Collected data:
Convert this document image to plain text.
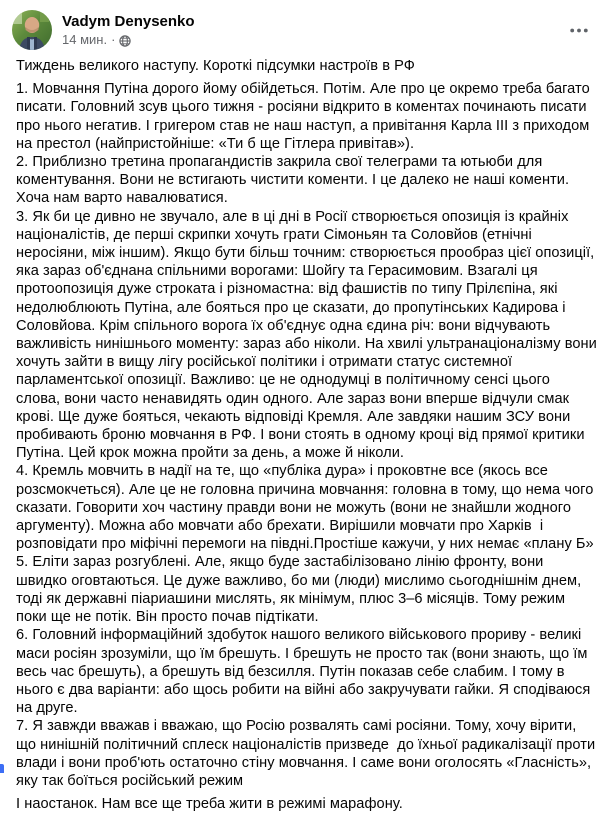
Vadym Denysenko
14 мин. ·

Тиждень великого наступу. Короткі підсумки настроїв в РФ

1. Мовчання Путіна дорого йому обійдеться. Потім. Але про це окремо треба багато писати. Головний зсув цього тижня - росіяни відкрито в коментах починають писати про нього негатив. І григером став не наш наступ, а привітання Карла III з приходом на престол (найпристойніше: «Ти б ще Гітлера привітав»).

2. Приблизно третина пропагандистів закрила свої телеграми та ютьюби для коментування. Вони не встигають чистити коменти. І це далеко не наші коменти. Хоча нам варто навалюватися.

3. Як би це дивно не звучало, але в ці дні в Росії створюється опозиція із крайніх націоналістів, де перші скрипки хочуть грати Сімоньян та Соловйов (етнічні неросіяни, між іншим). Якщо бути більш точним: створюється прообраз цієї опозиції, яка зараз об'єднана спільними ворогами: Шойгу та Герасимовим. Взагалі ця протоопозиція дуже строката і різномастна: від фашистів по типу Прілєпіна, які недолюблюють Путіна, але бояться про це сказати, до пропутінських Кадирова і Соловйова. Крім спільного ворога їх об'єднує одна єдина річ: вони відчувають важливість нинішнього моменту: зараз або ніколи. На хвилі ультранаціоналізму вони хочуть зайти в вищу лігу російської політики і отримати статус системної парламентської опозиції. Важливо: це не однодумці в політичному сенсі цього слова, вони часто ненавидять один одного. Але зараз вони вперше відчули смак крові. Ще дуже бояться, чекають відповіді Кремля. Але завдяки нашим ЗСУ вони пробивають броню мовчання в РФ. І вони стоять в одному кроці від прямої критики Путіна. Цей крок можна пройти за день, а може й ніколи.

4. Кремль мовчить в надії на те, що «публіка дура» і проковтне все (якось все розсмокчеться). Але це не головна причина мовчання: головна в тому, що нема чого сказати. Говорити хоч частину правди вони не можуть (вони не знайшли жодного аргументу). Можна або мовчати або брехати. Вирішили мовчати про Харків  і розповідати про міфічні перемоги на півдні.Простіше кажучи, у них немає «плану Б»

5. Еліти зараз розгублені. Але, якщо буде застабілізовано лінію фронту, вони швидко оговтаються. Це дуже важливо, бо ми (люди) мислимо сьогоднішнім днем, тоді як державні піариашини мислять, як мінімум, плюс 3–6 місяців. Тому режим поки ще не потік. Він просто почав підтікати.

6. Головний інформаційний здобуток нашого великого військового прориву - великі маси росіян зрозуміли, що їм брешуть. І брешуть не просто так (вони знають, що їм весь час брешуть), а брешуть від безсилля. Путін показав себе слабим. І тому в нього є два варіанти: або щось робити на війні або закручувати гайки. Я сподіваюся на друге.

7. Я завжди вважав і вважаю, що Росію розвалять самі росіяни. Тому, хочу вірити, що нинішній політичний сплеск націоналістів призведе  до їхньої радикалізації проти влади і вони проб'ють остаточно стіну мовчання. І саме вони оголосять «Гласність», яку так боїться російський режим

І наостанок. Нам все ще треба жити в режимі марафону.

## Work required
From the data above, work out how many lines hold "треба". Answer with the number alone.

## Solution
2